PROBLEM TO SOLVE — Render everything from the start of the material down to the line containing "code-token: HelloService helloService" as a numbered list, including that line and leaving out any blank lines.

INFORMATION SUPPLIED —
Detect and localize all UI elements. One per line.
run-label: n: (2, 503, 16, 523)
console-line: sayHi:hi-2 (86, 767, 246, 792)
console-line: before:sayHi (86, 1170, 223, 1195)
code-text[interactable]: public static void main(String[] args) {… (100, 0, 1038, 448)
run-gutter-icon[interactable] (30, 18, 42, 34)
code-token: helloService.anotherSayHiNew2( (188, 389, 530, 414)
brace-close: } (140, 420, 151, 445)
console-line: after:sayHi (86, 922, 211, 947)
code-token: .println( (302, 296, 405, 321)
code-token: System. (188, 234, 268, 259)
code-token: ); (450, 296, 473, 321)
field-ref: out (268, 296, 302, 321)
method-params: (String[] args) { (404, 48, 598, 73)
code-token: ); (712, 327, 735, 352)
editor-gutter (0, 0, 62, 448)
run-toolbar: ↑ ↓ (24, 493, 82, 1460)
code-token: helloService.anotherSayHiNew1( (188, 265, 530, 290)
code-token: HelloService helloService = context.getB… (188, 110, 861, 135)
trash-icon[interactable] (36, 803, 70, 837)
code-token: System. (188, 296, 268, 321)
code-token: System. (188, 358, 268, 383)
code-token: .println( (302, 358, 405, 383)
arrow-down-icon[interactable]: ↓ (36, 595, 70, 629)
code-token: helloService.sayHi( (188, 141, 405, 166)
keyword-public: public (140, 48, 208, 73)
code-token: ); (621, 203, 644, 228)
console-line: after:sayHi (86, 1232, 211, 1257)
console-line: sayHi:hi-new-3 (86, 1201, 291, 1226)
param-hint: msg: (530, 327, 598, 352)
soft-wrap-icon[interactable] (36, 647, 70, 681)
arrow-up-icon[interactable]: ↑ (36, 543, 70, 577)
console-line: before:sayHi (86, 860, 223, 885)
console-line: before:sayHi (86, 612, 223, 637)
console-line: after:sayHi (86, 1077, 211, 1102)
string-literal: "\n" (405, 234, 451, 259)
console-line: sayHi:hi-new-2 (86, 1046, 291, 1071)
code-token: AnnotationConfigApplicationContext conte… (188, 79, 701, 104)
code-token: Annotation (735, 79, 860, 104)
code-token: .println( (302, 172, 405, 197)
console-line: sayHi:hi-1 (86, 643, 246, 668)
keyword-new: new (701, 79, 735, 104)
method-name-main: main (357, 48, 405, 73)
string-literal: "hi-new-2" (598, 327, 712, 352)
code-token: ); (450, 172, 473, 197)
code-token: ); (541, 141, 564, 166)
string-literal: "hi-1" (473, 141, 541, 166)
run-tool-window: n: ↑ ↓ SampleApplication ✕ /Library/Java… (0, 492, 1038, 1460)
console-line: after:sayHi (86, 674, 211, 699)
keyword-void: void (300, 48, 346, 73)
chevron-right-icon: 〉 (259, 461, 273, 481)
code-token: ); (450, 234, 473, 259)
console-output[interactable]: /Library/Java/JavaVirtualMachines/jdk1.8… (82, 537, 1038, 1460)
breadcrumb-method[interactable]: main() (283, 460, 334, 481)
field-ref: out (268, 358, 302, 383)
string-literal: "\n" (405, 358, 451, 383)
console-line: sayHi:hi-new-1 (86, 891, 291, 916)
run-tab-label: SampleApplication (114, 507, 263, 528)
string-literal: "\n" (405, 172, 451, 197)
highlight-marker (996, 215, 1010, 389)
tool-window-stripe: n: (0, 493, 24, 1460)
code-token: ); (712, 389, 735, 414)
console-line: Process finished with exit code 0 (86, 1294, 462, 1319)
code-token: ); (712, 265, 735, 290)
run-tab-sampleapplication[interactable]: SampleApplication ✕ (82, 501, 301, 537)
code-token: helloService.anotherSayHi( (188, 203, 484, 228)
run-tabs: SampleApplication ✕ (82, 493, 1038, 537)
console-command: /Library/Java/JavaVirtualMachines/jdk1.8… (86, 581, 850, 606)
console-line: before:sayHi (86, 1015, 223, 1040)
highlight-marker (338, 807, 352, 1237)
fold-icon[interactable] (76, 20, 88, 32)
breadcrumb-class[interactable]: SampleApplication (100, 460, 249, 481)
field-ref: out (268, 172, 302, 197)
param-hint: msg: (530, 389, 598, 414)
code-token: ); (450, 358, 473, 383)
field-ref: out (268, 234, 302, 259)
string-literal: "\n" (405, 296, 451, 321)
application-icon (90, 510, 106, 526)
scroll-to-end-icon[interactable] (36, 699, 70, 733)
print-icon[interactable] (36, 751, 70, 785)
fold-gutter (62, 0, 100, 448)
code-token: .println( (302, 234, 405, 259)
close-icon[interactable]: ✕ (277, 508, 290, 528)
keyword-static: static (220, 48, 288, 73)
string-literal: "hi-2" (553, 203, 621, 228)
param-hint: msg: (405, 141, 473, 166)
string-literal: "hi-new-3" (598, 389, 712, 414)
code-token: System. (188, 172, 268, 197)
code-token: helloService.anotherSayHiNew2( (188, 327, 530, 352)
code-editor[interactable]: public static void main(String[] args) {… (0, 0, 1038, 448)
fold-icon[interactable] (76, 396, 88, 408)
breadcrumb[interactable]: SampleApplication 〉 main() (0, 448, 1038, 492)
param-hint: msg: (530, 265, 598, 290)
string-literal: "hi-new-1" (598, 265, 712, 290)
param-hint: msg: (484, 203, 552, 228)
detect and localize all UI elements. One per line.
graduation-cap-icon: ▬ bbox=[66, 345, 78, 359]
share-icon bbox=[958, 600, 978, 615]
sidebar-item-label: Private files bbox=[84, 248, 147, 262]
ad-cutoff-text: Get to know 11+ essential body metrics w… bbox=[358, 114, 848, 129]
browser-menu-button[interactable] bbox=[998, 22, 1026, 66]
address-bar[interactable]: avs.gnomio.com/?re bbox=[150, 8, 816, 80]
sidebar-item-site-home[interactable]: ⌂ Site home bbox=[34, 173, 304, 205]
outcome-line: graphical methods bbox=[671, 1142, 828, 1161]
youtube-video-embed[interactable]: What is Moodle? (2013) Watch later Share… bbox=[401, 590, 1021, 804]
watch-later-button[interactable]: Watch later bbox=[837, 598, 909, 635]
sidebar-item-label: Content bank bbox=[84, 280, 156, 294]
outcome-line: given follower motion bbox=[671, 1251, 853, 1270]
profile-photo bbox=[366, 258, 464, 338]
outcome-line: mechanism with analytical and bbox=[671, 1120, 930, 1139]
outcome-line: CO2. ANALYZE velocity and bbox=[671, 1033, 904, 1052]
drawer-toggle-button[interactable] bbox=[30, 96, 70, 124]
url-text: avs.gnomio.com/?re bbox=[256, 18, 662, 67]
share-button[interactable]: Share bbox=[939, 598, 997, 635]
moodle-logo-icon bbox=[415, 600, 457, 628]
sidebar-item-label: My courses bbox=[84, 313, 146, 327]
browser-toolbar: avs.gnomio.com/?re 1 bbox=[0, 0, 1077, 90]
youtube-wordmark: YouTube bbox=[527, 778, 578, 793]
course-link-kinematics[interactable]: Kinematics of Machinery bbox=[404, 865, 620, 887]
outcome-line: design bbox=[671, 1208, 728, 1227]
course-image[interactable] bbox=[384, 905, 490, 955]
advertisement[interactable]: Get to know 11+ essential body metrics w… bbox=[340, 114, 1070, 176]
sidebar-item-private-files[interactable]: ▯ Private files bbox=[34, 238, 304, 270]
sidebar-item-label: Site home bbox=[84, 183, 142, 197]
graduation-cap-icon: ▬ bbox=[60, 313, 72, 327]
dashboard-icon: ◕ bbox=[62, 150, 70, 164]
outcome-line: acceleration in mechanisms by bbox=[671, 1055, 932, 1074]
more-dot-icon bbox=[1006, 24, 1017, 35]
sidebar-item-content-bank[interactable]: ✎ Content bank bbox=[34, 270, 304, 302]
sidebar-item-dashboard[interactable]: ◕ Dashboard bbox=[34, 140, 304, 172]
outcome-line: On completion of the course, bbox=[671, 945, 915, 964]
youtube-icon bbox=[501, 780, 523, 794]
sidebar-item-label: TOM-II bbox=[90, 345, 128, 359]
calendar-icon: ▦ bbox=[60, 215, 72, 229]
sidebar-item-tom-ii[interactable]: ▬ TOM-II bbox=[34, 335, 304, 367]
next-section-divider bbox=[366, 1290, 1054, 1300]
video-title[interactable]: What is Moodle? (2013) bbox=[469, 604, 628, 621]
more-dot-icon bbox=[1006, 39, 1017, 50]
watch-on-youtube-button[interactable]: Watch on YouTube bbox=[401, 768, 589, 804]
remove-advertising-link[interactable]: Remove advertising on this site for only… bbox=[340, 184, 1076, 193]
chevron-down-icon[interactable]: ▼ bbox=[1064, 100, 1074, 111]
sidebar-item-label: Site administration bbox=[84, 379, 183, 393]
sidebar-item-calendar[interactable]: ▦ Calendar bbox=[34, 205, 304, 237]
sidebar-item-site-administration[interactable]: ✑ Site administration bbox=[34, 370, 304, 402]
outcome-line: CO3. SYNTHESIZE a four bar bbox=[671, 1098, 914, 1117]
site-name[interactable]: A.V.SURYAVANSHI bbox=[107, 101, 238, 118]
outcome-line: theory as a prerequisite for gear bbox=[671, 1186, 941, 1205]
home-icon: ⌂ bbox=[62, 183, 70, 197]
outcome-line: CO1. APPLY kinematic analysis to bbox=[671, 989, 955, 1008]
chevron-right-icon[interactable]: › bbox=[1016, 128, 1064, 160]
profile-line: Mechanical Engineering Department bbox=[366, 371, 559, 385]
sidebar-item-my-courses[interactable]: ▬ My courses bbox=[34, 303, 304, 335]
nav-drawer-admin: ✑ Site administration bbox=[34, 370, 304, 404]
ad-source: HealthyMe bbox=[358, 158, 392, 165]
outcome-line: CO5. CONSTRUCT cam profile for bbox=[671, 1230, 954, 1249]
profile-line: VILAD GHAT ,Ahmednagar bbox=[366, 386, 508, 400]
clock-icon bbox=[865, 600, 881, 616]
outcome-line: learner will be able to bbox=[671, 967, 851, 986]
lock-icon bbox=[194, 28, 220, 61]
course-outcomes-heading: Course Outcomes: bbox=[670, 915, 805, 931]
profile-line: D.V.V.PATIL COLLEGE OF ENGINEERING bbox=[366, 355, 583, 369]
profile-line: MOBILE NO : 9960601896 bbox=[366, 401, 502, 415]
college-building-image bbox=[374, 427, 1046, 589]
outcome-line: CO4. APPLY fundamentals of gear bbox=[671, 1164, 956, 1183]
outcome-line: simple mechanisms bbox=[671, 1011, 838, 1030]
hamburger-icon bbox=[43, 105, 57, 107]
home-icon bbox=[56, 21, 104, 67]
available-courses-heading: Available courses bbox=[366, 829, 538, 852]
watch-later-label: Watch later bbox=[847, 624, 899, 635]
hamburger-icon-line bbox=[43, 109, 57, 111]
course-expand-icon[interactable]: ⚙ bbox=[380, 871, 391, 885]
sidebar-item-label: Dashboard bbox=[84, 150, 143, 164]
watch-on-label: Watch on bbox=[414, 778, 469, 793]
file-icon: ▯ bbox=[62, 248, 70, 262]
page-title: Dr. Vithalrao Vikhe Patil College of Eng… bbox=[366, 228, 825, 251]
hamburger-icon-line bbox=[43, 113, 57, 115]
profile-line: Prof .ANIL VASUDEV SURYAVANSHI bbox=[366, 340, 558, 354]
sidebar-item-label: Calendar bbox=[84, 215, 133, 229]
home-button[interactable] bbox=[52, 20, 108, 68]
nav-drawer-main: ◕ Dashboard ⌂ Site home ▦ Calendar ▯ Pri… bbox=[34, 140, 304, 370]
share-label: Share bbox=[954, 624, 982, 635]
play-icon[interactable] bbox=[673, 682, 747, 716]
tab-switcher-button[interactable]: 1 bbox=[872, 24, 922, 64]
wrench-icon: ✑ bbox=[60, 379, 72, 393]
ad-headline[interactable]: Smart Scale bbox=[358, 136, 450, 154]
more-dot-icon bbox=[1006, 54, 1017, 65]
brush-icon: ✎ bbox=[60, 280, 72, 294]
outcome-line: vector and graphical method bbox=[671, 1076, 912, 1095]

RESULT FOR THIS TASK —
1. Detect and localize all UI elements. One per line.
2. run-label: n: (2, 503, 16, 523)
3. console-line: sayHi:hi-2 (86, 767, 246, 792)
4. console-line: before:sayHi (86, 1170, 223, 1195)
5. code-text[interactable]: public static void main(String[] args) {… (100, 0, 1038, 448)
6. run-gutter-icon[interactable] (30, 18, 42, 34)
7. code-token: helloService.anotherSayHiNew2( (188, 389, 530, 414)
8. brace-close: } (140, 420, 151, 445)
9. console-line: after:sayHi (86, 922, 211, 947)
10. code-token: .println( (302, 296, 405, 321)
11. code-token: System. (188, 234, 268, 259)
12. code-token: ); (450, 296, 473, 321)
13. field-ref: out (268, 296, 302, 321)
14. method-params: (String[] args) { (404, 48, 598, 73)
15. code-token: ); (712, 327, 735, 352)
16. editor-gutter (0, 0, 62, 448)
17. run-toolbar: ↑ ↓ (24, 493, 82, 1460)
18. code-token: helloService.anotherSayHiNew1( (188, 265, 530, 290)
19. code-token: HelloService helloService = context.getB… (188, 110, 861, 135)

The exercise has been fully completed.